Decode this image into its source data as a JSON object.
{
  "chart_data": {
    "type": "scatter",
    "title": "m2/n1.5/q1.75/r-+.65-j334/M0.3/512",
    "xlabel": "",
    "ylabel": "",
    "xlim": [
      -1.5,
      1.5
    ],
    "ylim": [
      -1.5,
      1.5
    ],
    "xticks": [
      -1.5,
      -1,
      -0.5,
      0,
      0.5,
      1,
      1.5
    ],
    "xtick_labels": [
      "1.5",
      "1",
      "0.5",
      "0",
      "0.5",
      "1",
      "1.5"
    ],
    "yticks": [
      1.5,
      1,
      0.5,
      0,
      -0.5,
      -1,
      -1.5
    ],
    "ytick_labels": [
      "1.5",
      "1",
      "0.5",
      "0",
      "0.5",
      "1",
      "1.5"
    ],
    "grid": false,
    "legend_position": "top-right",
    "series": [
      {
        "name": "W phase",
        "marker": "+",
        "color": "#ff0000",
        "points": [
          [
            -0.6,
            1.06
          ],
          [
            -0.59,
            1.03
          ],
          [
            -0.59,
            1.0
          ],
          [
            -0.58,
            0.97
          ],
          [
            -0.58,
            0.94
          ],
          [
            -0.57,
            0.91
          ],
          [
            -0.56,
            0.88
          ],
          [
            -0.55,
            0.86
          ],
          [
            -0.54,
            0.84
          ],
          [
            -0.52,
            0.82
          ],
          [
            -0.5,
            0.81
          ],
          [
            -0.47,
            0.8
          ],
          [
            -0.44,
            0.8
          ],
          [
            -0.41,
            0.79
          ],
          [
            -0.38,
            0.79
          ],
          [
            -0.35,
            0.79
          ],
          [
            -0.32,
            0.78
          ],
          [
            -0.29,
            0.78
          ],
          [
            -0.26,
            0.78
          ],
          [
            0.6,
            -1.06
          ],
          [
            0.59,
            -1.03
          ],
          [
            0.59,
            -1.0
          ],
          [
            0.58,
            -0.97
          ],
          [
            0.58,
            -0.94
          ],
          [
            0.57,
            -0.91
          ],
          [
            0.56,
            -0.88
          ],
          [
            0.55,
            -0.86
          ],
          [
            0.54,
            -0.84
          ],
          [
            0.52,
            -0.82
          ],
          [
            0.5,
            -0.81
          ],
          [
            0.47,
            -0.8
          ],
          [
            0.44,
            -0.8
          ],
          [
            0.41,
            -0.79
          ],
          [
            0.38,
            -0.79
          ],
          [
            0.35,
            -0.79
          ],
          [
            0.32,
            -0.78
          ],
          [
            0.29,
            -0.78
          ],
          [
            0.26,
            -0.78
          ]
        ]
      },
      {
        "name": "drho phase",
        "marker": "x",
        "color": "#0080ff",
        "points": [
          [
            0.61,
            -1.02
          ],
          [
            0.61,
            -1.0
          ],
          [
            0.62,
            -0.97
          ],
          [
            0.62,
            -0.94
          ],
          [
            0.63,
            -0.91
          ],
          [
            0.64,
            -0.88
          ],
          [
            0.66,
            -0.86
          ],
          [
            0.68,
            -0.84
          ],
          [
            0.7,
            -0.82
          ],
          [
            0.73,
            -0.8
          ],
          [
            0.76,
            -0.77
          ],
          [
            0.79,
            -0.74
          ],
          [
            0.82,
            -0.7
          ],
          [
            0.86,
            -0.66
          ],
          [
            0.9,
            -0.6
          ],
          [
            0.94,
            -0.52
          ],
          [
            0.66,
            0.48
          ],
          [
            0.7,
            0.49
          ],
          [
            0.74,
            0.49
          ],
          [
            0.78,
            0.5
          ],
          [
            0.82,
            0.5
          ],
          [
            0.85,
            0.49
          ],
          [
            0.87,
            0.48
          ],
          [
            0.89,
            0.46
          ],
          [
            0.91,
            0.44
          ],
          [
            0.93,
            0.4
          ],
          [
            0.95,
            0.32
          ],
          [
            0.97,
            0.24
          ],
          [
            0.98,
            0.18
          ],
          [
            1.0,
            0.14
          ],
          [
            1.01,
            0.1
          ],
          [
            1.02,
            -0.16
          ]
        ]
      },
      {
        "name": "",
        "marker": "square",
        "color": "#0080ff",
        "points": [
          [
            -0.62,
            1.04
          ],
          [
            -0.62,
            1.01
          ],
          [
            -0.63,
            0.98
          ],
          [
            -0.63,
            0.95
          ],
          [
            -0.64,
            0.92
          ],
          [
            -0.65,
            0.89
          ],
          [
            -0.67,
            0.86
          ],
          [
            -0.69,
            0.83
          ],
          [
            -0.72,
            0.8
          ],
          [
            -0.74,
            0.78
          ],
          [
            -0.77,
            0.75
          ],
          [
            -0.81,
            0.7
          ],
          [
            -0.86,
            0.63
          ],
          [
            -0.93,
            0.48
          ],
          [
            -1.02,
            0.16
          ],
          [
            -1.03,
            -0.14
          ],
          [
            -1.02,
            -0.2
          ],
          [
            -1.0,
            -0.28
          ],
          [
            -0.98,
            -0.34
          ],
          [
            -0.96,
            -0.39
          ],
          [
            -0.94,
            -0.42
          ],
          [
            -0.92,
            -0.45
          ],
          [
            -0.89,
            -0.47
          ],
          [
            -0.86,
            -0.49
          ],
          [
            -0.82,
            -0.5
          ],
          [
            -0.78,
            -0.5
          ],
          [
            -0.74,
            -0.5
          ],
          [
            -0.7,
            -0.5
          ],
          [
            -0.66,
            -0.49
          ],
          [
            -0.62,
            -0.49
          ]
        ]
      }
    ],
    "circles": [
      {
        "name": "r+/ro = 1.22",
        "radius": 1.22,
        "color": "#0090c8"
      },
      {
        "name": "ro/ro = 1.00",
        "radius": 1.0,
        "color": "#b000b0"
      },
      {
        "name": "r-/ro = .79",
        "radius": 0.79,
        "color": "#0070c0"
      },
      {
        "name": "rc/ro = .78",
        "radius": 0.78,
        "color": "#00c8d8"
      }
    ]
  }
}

********************

• **Objective**
Please set down all the data word for word.

• **The reply**
Decode this image into its source data as a JSON object.
{
  "chart_data": {
    "type": "scatter",
    "title": "m2/n1.5/q1.75/r-+.65-j334/M0.3/512",
    "xlabel": "",
    "ylabel": "",
    "xlim": [
      -1.5,
      1.5
    ],
    "ylim": [
      -1.5,
      1.5
    ],
    "xticks": [
      -1.5,
      -1,
      -0.5,
      0,
      0.5,
      1,
      1.5
    ],
    "xtick_labels": [
      "1.5",
      "1",
      "0.5",
      "0",
      "0.5",
      "1",
      "1.5"
    ],
    "yticks": [
      1.5,
      1,
      0.5,
      0,
      -0.5,
      -1,
      -1.5
    ],
    "ytick_labels": [
      "1.5",
      "1",
      "0.5",
      "0",
      "0.5",
      "1",
      "1.5"
    ],
    "grid": false,
    "legend_position": "top-right",
    "series": [
      {
        "name": "W phase",
        "marker": "+",
        "color": "#ff0000",
        "points": [
          [
            -0.6,
            1.06
          ],
          [
            -0.59,
            1.03
          ],
          [
            -0.59,
            1.0
          ],
          [
            -0.58,
            0.97
          ],
          [
            -0.58,
            0.94
          ],
          [
            -0.57,
            0.91
          ],
          [
            -0.56,
            0.88
          ],
          [
            -0.55,
            0.86
          ],
          [
            -0.54,
            0.84
          ],
          [
            -0.52,
            0.82
          ],
          [
            -0.5,
            0.81
          ],
          [
            -0.47,
            0.8
          ],
          [
            -0.44,
            0.8
          ],
          [
            -0.41,
            0.79
          ],
          [
            -0.38,
            0.79
          ],
          [
            -0.35,
            0.79
          ],
          [
            -0.32,
            0.78
          ],
          [
            -0.29,
            0.78
          ],
          [
            -0.26,
            0.78
          ],
          [
            0.6,
            -1.06
          ],
          [
            0.59,
            -1.03
          ],
          [
            0.59,
            -1.0
          ],
          [
            0.58,
            -0.97
          ],
          [
            0.58,
            -0.94
          ],
          [
            0.57,
            -0.91
          ],
          [
            0.56,
            -0.88
          ],
          [
            0.55,
            -0.86
          ],
          [
            0.54,
            -0.84
          ],
          [
            0.52,
            -0.82
          ],
          [
            0.5,
            -0.81
          ],
          [
            0.47,
            -0.8
          ],
          [
            0.44,
            -0.8
          ],
          [
            0.41,
            -0.79
          ],
          [
            0.38,
            -0.79
          ],
          [
            0.35,
            -0.79
          ],
          [
            0.32,
            -0.78
          ],
          [
            0.29,
            -0.78
          ],
          [
            0.26,
            -0.78
          ]
        ]
      },
      {
        "name": "drho phase",
        "marker": "x",
        "color": "#0080ff",
        "points": [
          [
            0.61,
            -1.02
          ],
          [
            0.61,
            -1.0
          ],
          [
            0.62,
            -0.97
          ],
          [
            0.62,
            -0.94
          ],
          [
            0.63,
            -0.91
          ],
          [
            0.64,
            -0.88
          ],
          [
            0.66,
            -0.86
          ],
          [
            0.68,
            -0.84
          ],
          [
            0.7,
            -0.82
          ],
          [
            0.73,
            -0.8
          ],
          [
            0.76,
            -0.77
          ],
          [
            0.79,
            -0.74
          ],
          [
            0.82,
            -0.7
          ],
          [
            0.86,
            -0.66
          ],
          [
            0.9,
            -0.6
          ],
          [
            0.94,
            -0.52
          ],
          [
            0.66,
            0.48
          ],
          [
            0.7,
            0.49
          ],
          [
            0.74,
            0.49
          ],
          [
            0.78,
            0.5
          ],
          [
            0.82,
            0.5
          ],
          [
            0.85,
            0.49
          ],
          [
            0.87,
            0.48
          ],
          [
            0.89,
            0.46
          ],
          [
            0.91,
            0.44
          ],
          [
            0.93,
            0.4
          ],
          [
            0.95,
            0.32
          ],
          [
            0.97,
            0.24
          ],
          [
            0.98,
            0.18
          ],
          [
            1.0,
            0.14
          ],
          [
            1.01,
            0.1
          ],
          [
            1.02,
            -0.16
          ]
        ]
      },
      {
        "name": "",
        "marker": "square",
        "color": "#0080ff",
        "points": [
          [
            -0.62,
            1.04
          ],
          [
            -0.62,
            1.01
          ],
          [
            -0.63,
            0.98
          ],
          [
            -0.63,
            0.95
          ],
          [
            -0.64,
            0.92
          ],
          [
            -0.65,
            0.89
          ],
          [
            -0.67,
            0.86
          ],
          [
            -0.69,
            0.83
          ],
          [
            -0.72,
            0.8
          ],
          [
            -0.74,
            0.78
          ],
          [
            -0.77,
            0.75
          ],
          [
            -0.81,
            0.7
          ],
          [
            -0.86,
            0.63
          ],
          [
            -0.93,
            0.48
          ],
          [
            -1.02,
            0.16
          ],
          [
            -1.03,
            -0.14
          ],
          [
            -1.02,
            -0.2
          ],
          [
            -1.0,
            -0.28
          ],
          [
            -0.98,
            -0.34
          ],
          [
            -0.96,
            -0.39
          ],
          [
            -0.94,
            -0.42
          ],
          [
            -0.92,
            -0.45
          ],
          [
            -0.89,
            -0.47
          ],
          [
            -0.86,
            -0.49
          ],
          [
            -0.82,
            -0.5
          ],
          [
            -0.78,
            -0.5
          ],
          [
            -0.74,
            -0.5
          ],
          [
            -0.7,
            -0.5
          ],
          [
            -0.66,
            -0.49
          ],
          [
            -0.62,
            -0.49
          ]
        ]
      }
    ],
    "circles": [
      {
        "name": "r+/ro = 1.22",
        "radius": 1.22,
        "color": "#0090c8"
      },
      {
        "name": "ro/ro = 1.00",
        "radius": 1.0,
        "color": "#b000b0"
      },
      {
        "name": "r-/ro = .79",
        "radius": 0.79,
        "color": "#0070c0"
      },
      {
        "name": "rc/ro = .78",
        "radius": 0.78,
        "color": "#00c8d8"
      }
    ]
  }
}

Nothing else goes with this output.